-- Problem description --
Of the lines in the records that follow, how many include the word "енисейской"? Answer with a bare number.

**** Provided information ****

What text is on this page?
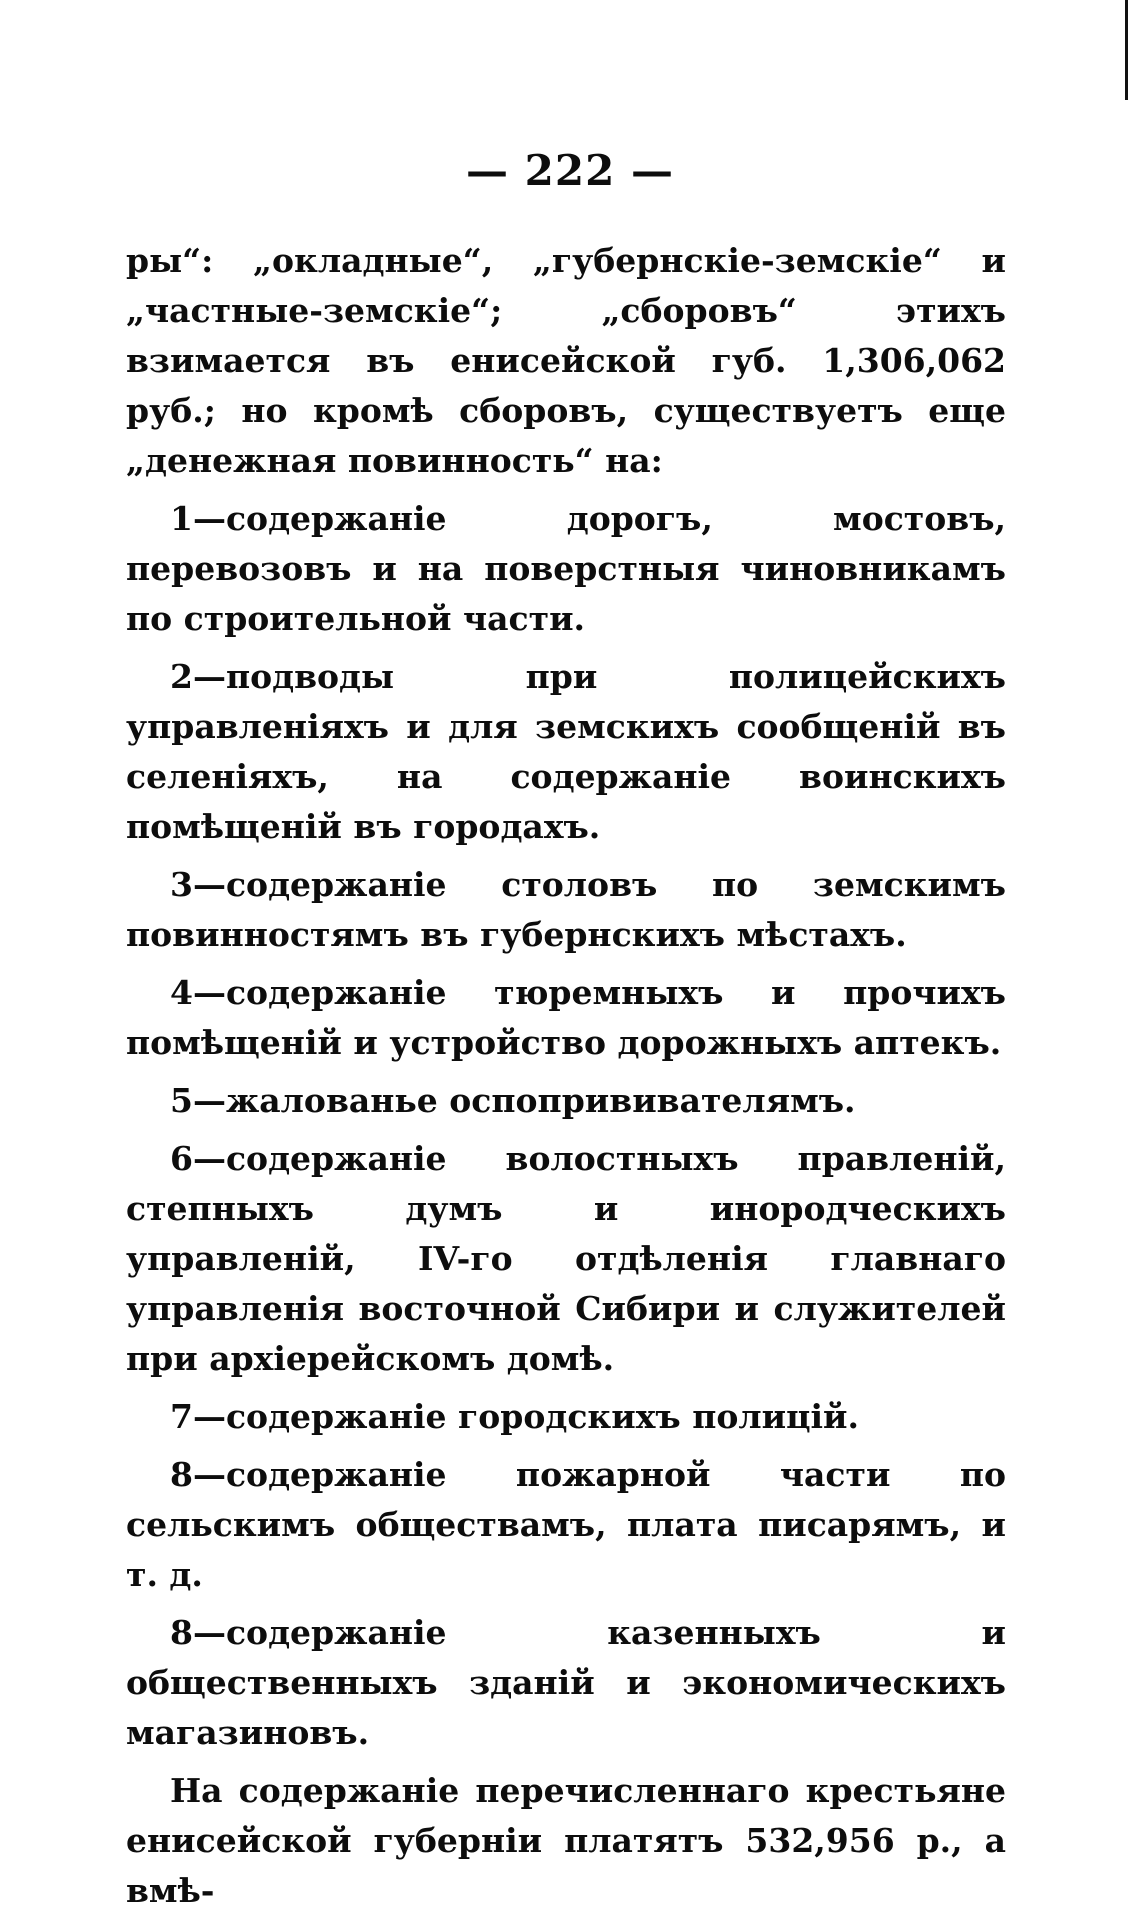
— 222 —

ры“: „окладные“, „губернскіе-земскіе“ и „частные-земскіе“; „сборовъ“ этихъ взимается въ енисейской губ. 1,306,062 руб.; но кромѣ сборовъ, существуетъ еще „денежная повинность“ на:

1—содержаніе дорогъ, мостовъ, перевозовъ и на поверстныя чиновникамъ по строительной части.

2—подводы при полицейскихъ управленіяхъ и для земскихъ сообщеній въ селеніяхъ, на содержаніе воинскихъ помѣщеній въ городахъ.

3—содержаніе столовъ по земскимъ повинностямъ въ губернскихъ мѣстахъ.

4—содержаніе тюремныхъ и прочихъ помѣщеній и устройство дорожныхъ аптекъ.

5—жалованье оспопрививателямъ.

6—содержаніе волостныхъ правленій, степныхъ думъ и инородческихъ управленій, IV-го отдѣленія главнаго управленія восточной Сибири и служителей при архіерейскомъ домѣ.

7—содержаніе городскихъ полицій.

8—содержаніе пожарной части по сельскимъ обществамъ, плата писарямъ, и т. д.

8—содержаніе казенныхъ и общественныхъ зданій и экономическихъ магазиновъ.

На содержаніе перечисленнаго крестьяне енисейской губерніи платятъ 532,956 р., а вмѣ-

****

-- Answer to this exercise --
2